EXCERPTED RECORDS —
=====

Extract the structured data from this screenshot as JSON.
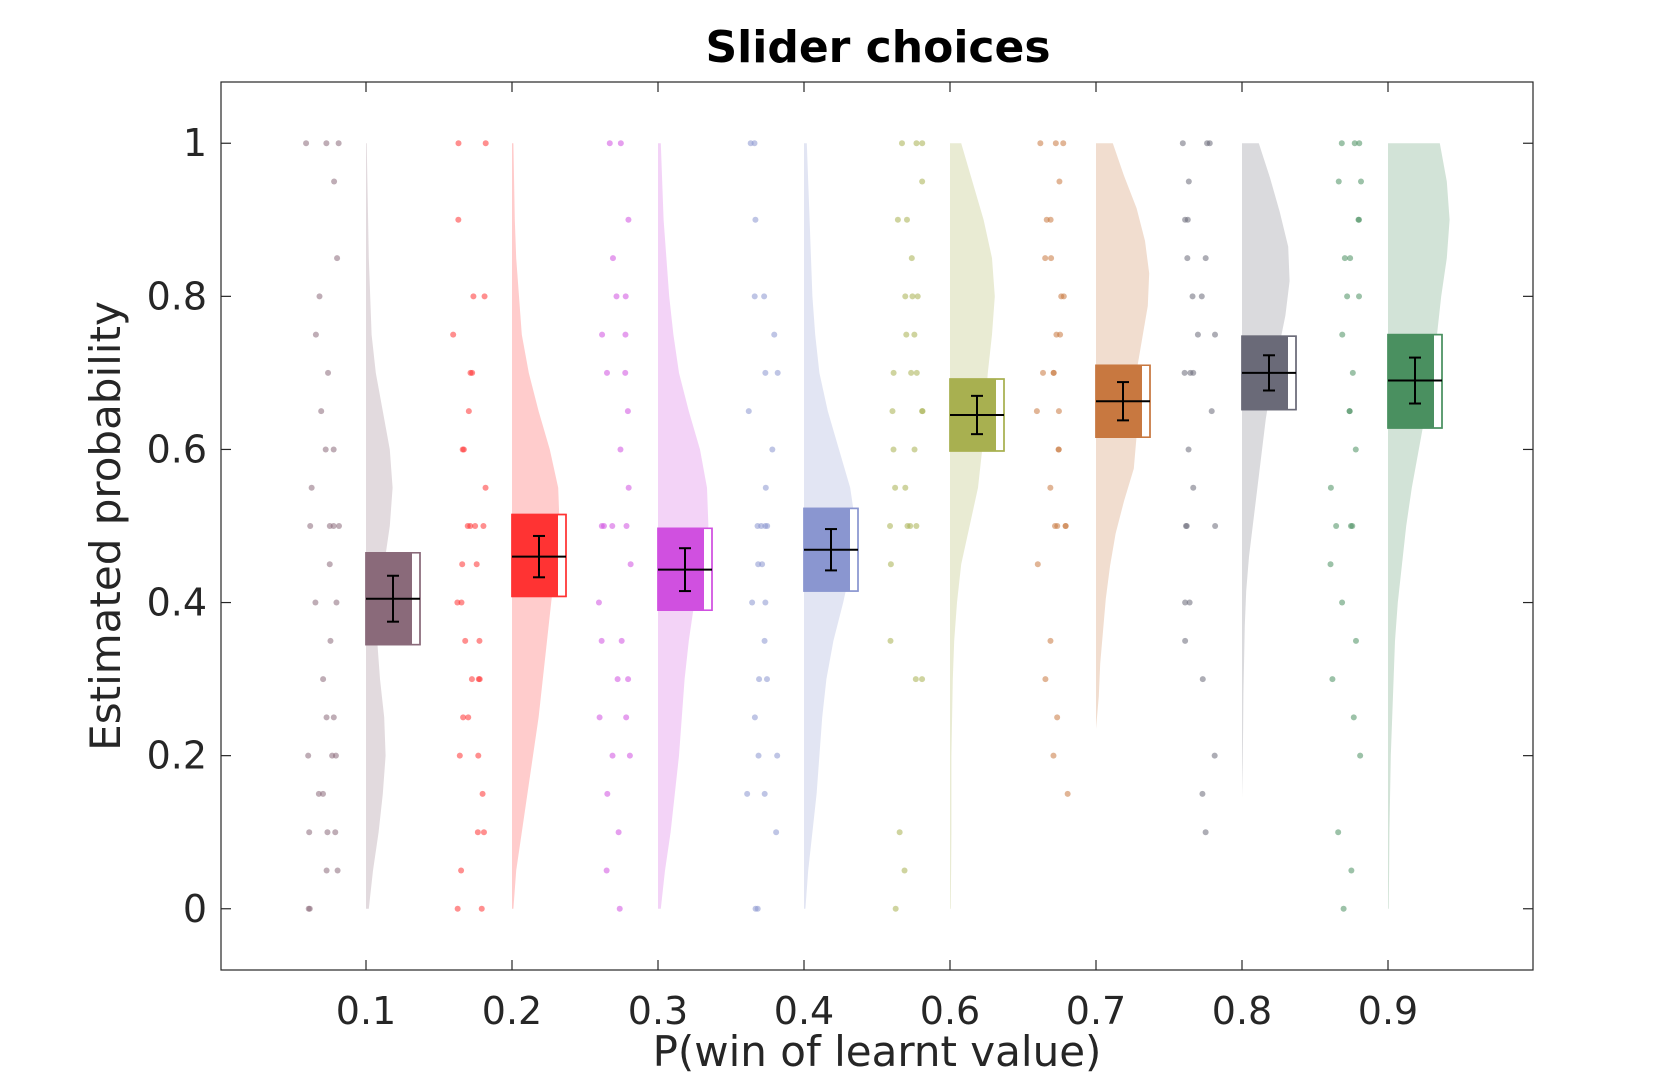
{
  "chart_data": {
    "type": "raincloud",
    "title": "Slider choices",
    "xlabel": "P(win of learnt value)",
    "ylabel": "Estimated probability",
    "ylim": [
      -0.08,
      1.08
    ],
    "yticks": [
      0,
      0.2,
      0.4,
      0.6,
      0.8,
      1
    ],
    "ytick_labels": [
      "0",
      "0.2",
      "0.4",
      "0.6",
      "0.8",
      "1"
    ],
    "grid": false,
    "categories": [
      "0.1",
      "0.2",
      "0.3",
      "0.4",
      "0.6",
      "0.7",
      "0.8",
      "0.9"
    ],
    "colors": [
      "#8a6a7a",
      "#ff3333",
      "#d050e0",
      "#8a96d0",
      "#a8b050",
      "#c87840",
      "#6a6a78",
      "#4a9060"
    ],
    "series": [
      {
        "mean": 0.405,
        "sem": 0.03,
        "box_low": 0.345,
        "box_high": 0.465,
        "density": [
          0.02,
          0.05,
          0.09,
          0.12,
          0.14,
          0.13,
          0.1,
          0.08,
          0.09,
          0.13,
          0.17,
          0.19,
          0.17,
          0.12,
          0.07,
          0.04,
          0.03,
          0.02,
          0.015,
          0.01,
          0.005
        ],
        "points": [
          0,
          0,
          0.05,
          0.05,
          0.1,
          0.1,
          0.1,
          0.15,
          0.15,
          0.2,
          0.2,
          0.2,
          0.25,
          0.25,
          0.3,
          0.35,
          0.4,
          0.4,
          0.45,
          0.5,
          0.5,
          0.5,
          0.5,
          0.55,
          0.6,
          0.6,
          0.65,
          0.7,
          0.75,
          0.8,
          0.85,
          0.95,
          1,
          1,
          1
        ]
      },
      {
        "mean": 0.46,
        "sem": 0.027,
        "box_low": 0.408,
        "box_high": 0.515,
        "density": [
          0.01,
          0.03,
          0.07,
          0.11,
          0.15,
          0.19,
          0.22,
          0.25,
          0.28,
          0.31,
          0.34,
          0.33,
          0.27,
          0.19,
          0.12,
          0.07,
          0.05,
          0.03,
          0.02,
          0.015,
          0.01
        ],
        "points": [
          0,
          0,
          0.05,
          0.1,
          0.1,
          0.15,
          0.2,
          0.2,
          0.25,
          0.25,
          0.3,
          0.3,
          0.3,
          0.35,
          0.35,
          0.4,
          0.4,
          0.45,
          0.45,
          0.5,
          0.5,
          0.5,
          0.5,
          0.55,
          0.6,
          0.6,
          0.65,
          0.7,
          0.7,
          0.75,
          0.8,
          0.8,
          0.9,
          1,
          1
        ]
      },
      {
        "mean": 0.443,
        "sem": 0.028,
        "box_low": 0.39,
        "box_high": 0.497,
        "density": [
          0.02,
          0.05,
          0.09,
          0.12,
          0.15,
          0.17,
          0.19,
          0.22,
          0.26,
          0.32,
          0.36,
          0.35,
          0.3,
          0.22,
          0.15,
          0.11,
          0.08,
          0.06,
          0.04,
          0.03,
          0.02
        ],
        "points": [
          0,
          0.05,
          0.1,
          0.15,
          0.2,
          0.2,
          0.25,
          0.25,
          0.3,
          0.3,
          0.35,
          0.35,
          0.4,
          0.45,
          0.5,
          0.5,
          0.5,
          0.5,
          0.55,
          0.6,
          0.65,
          0.7,
          0.7,
          0.75,
          0.75,
          0.8,
          0.8,
          0.85,
          0.9,
          1,
          1
        ]
      },
      {
        "mean": 0.469,
        "sem": 0.027,
        "box_low": 0.415,
        "box_high": 0.523,
        "density": [
          0.01,
          0.03,
          0.06,
          0.09,
          0.11,
          0.13,
          0.16,
          0.21,
          0.28,
          0.34,
          0.37,
          0.33,
          0.25,
          0.17,
          0.11,
          0.08,
          0.06,
          0.05,
          0.04,
          0.03,
          0.02
        ],
        "points": [
          0,
          0,
          0.1,
          0.15,
          0.15,
          0.2,
          0.2,
          0.25,
          0.3,
          0.3,
          0.35,
          0.4,
          0.4,
          0.45,
          0.45,
          0.5,
          0.5,
          0.5,
          0.5,
          0.55,
          0.6,
          0.65,
          0.7,
          0.7,
          0.75,
          0.8,
          0.8,
          0.9,
          1,
          1
        ]
      },
      {
        "mean": 0.645,
        "sem": 0.025,
        "box_low": 0.598,
        "box_high": 0.692,
        "density": [
          0.005,
          0.008,
          0.01,
          0.01,
          0.01,
          0.015,
          0.02,
          0.03,
          0.05,
          0.08,
          0.14,
          0.2,
          0.23,
          0.25,
          0.27,
          0.3,
          0.32,
          0.3,
          0.24,
          0.16,
          0.08
        ],
        "points": [
          0,
          0.05,
          0.1,
          0.3,
          0.3,
          0.35,
          0.45,
          0.5,
          0.5,
          0.5,
          0.5,
          0.55,
          0.55,
          0.6,
          0.6,
          0.65,
          0.65,
          0.65,
          0.7,
          0.7,
          0.7,
          0.75,
          0.75,
          0.8,
          0.8,
          0.8,
          0.85,
          0.9,
          0.9,
          0.95,
          1,
          1,
          1
        ]
      },
      {
        "mean": 0.663,
        "sem": 0.025,
        "box_low": 0.616,
        "box_high": 0.71,
        "density": [
          0,
          0,
          0,
          0.02,
          0.03,
          0.05,
          0.07,
          0.1,
          0.14,
          0.2,
          0.27,
          0.29,
          0.28,
          0.29,
          0.33,
          0.37,
          0.38,
          0.35,
          0.29,
          0.2,
          0.12
        ],
        "points": [
          0.15,
          0.2,
          0.25,
          0.3,
          0.35,
          0.45,
          0.5,
          0.5,
          0.5,
          0.5,
          0.55,
          0.6,
          0.6,
          0.65,
          0.65,
          0.7,
          0.7,
          0.7,
          0.75,
          0.75,
          0.8,
          0.8,
          0.85,
          0.85,
          0.9,
          0.9,
          0.95,
          1,
          1,
          1
        ]
      },
      {
        "mean": 0.7,
        "sem": 0.023,
        "box_low": 0.652,
        "box_high": 0.748,
        "density": [
          0,
          0,
          0.005,
          0.008,
          0.01,
          0.015,
          0.02,
          0.03,
          0.05,
          0.08,
          0.11,
          0.14,
          0.17,
          0.21,
          0.26,
          0.31,
          0.34,
          0.33,
          0.27,
          0.2,
          0.12
        ],
        "points": [
          0.1,
          0.15,
          0.2,
          0.3,
          0.35,
          0.4,
          0.4,
          0.5,
          0.5,
          0.5,
          0.55,
          0.6,
          0.65,
          0.7,
          0.7,
          0.7,
          0.75,
          0.75,
          0.8,
          0.8,
          0.85,
          0.85,
          0.9,
          0.9,
          0.95,
          1,
          1,
          1
        ]
      },
      {
        "mean": 0.69,
        "sem": 0.03,
        "box_low": 0.628,
        "box_high": 0.75,
        "density": [
          0.005,
          0.008,
          0.01,
          0.015,
          0.02,
          0.03,
          0.04,
          0.05,
          0.07,
          0.1,
          0.13,
          0.17,
          0.22,
          0.27,
          0.31,
          0.35,
          0.38,
          0.42,
          0.44,
          0.42,
          0.37
        ],
        "points": [
          0,
          0.05,
          0.1,
          0.2,
          0.25,
          0.3,
          0.35,
          0.4,
          0.45,
          0.5,
          0.5,
          0.5,
          0.55,
          0.6,
          0.65,
          0.65,
          0.7,
          0.75,
          0.8,
          0.8,
          0.85,
          0.85,
          0.9,
          0.9,
          0.95,
          0.95,
          1,
          1,
          1
        ]
      }
    ]
  }
}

=====

WHAT YOU SHOULD DO — Search the data for the string "mean" and copy each line where it appears.

THE RESULT —
        "mean": 0.405,
        "mean": 0.46,
        "mean": 0.443,
        "mean": 0.469,
        "mean": 0.645,
        "mean": 0.663,
        "mean": 0.7,
        "mean": 0.69,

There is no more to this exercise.